#### YOUR TASK
Locate and copy each line in the data that contains the word "comment".
_ _ _
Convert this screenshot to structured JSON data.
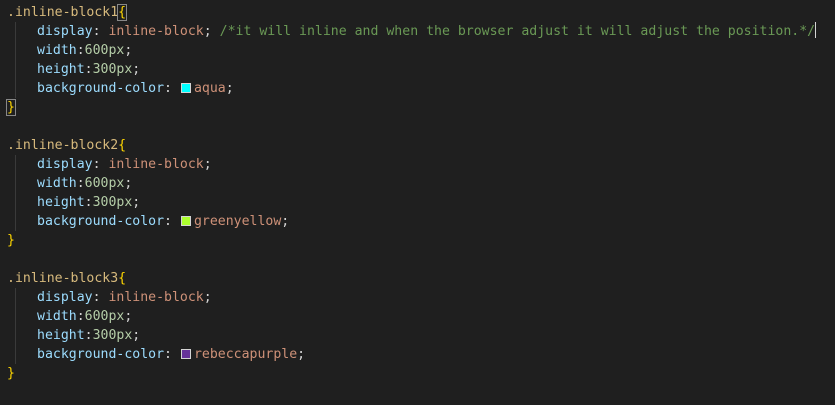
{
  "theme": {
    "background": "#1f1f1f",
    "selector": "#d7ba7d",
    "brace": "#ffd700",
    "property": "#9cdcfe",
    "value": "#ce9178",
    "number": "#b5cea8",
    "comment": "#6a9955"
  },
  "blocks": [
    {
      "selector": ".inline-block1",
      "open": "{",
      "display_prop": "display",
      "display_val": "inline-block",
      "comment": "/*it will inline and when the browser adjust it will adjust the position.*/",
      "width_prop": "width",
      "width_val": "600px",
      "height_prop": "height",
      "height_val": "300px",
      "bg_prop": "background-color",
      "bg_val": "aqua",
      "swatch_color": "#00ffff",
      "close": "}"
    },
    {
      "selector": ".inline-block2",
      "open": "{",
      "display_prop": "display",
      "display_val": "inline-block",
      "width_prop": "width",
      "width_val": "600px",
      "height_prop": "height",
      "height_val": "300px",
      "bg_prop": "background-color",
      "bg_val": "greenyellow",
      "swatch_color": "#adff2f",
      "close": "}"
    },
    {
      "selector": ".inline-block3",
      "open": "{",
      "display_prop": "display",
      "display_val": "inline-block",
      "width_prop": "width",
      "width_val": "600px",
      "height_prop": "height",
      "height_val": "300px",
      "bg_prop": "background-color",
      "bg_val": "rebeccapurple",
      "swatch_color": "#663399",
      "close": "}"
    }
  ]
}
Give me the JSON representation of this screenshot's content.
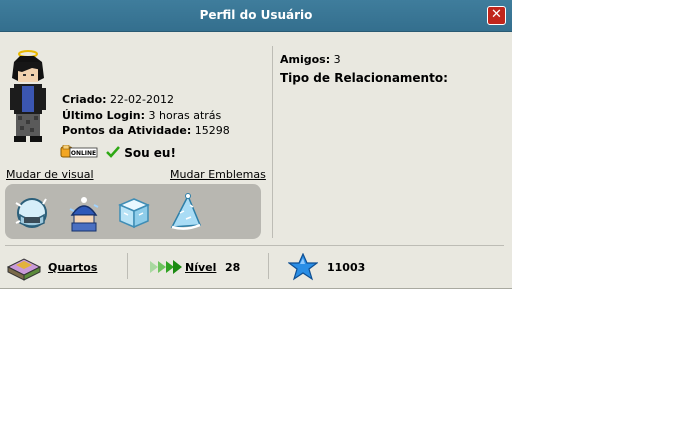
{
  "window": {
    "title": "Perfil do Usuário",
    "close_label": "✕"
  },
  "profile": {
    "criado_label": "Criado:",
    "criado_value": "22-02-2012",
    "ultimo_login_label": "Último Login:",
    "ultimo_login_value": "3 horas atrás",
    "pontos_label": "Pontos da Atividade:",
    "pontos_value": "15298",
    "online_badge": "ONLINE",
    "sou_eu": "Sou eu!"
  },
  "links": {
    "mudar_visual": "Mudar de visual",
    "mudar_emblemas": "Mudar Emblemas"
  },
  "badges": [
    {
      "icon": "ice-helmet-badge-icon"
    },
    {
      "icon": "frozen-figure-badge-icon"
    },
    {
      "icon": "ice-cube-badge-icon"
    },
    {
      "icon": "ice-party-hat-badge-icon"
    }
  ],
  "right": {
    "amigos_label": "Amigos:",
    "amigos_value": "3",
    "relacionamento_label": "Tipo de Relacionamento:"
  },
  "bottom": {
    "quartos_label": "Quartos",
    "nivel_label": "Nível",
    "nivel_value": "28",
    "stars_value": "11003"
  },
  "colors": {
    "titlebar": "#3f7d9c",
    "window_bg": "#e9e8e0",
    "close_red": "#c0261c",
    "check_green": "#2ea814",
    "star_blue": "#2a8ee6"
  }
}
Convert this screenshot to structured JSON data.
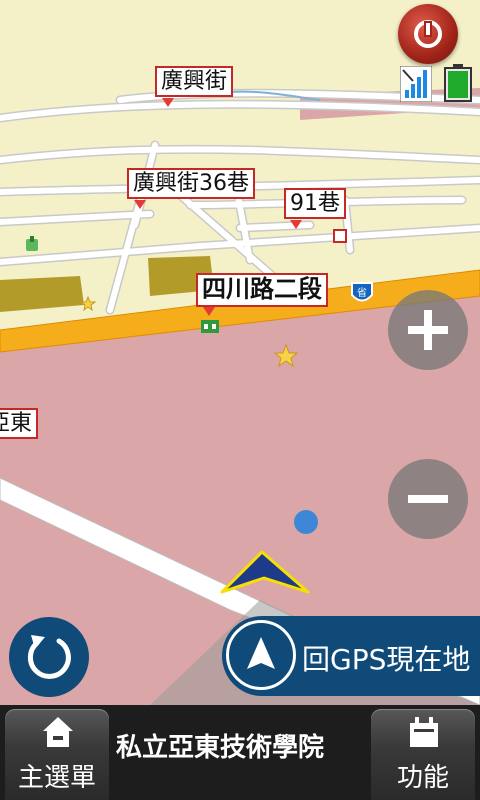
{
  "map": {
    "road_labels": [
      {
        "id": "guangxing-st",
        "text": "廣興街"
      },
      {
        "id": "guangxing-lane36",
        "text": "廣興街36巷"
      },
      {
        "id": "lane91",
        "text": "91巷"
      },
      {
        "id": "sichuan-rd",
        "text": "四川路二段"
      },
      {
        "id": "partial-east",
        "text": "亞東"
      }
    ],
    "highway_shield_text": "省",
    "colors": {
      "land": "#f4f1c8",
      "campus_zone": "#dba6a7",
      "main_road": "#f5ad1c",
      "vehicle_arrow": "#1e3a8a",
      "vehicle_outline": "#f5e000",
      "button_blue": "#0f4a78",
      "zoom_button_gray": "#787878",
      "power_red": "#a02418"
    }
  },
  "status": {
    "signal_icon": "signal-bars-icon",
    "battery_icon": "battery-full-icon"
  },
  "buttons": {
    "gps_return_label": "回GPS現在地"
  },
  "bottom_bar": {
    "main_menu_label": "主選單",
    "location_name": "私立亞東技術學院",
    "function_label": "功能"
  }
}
_ _ _
#### RESULT OF THE TASK
    "comment": "#6a9955"
      "comment": "/*it will inline and when the browser adjust it will adjust the position.*/",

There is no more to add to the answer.